**Record list**.
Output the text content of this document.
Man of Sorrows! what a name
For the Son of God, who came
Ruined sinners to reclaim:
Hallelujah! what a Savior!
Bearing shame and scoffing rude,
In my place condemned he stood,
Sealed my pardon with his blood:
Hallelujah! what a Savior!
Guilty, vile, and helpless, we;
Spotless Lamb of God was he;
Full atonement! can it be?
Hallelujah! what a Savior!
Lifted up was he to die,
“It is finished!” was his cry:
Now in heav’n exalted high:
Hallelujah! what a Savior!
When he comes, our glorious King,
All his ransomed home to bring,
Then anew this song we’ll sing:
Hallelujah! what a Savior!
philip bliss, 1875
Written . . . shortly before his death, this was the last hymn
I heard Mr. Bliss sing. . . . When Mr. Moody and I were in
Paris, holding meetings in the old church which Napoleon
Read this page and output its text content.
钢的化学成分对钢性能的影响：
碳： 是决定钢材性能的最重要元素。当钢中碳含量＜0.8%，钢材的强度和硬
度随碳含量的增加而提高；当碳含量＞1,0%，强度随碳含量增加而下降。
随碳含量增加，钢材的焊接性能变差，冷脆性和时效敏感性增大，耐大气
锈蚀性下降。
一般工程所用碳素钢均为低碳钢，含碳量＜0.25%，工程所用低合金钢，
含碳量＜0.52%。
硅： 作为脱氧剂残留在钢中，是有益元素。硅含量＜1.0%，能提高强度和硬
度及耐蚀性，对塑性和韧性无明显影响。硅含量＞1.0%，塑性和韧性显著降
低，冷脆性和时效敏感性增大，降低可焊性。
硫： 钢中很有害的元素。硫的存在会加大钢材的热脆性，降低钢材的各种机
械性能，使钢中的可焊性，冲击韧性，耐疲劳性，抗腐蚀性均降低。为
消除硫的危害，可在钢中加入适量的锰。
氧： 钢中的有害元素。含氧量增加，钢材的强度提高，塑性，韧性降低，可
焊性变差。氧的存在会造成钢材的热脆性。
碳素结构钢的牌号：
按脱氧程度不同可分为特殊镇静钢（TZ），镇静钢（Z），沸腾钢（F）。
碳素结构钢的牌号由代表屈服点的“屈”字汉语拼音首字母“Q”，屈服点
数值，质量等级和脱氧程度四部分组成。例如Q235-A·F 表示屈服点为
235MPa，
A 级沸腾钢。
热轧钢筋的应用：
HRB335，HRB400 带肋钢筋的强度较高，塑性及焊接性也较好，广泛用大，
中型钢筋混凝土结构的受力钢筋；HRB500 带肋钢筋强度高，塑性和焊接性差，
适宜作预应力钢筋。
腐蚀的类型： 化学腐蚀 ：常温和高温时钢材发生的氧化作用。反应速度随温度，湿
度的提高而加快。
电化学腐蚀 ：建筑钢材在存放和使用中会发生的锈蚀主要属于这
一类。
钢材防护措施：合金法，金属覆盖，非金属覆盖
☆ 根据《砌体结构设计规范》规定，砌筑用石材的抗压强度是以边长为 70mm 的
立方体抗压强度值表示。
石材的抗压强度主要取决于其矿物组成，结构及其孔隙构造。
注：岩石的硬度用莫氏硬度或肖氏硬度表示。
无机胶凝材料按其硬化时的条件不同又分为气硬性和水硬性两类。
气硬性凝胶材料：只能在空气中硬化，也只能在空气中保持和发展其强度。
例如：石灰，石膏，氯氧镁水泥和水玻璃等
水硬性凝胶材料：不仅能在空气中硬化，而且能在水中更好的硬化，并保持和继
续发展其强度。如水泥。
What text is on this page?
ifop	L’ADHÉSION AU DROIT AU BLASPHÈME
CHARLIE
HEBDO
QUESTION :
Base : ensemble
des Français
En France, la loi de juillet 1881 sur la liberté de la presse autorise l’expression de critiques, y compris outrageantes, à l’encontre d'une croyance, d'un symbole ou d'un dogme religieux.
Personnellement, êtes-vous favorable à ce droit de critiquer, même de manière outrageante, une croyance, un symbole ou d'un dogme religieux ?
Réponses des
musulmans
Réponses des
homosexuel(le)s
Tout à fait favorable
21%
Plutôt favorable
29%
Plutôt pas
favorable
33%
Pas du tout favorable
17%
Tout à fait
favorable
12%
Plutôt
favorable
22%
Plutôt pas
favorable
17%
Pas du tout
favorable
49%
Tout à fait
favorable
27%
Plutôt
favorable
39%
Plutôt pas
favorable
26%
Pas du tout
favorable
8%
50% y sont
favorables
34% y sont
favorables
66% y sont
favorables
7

**What is expected**. Look through the data and gather every line with the string "croyance" in it.

**Complete answer**.
En France, la loi de juillet 1881 sur la liberté de la presse autorise l’expression de critiques, y compris outrageantes, à l’encontre d'une croyance, d'un symbole ou d'un dogme religieux.
Personnellement, êtes-vous favorable à ce droit de critiquer, même de manière outrageante, une croyance, un symbole ou d'un dogme religieux ?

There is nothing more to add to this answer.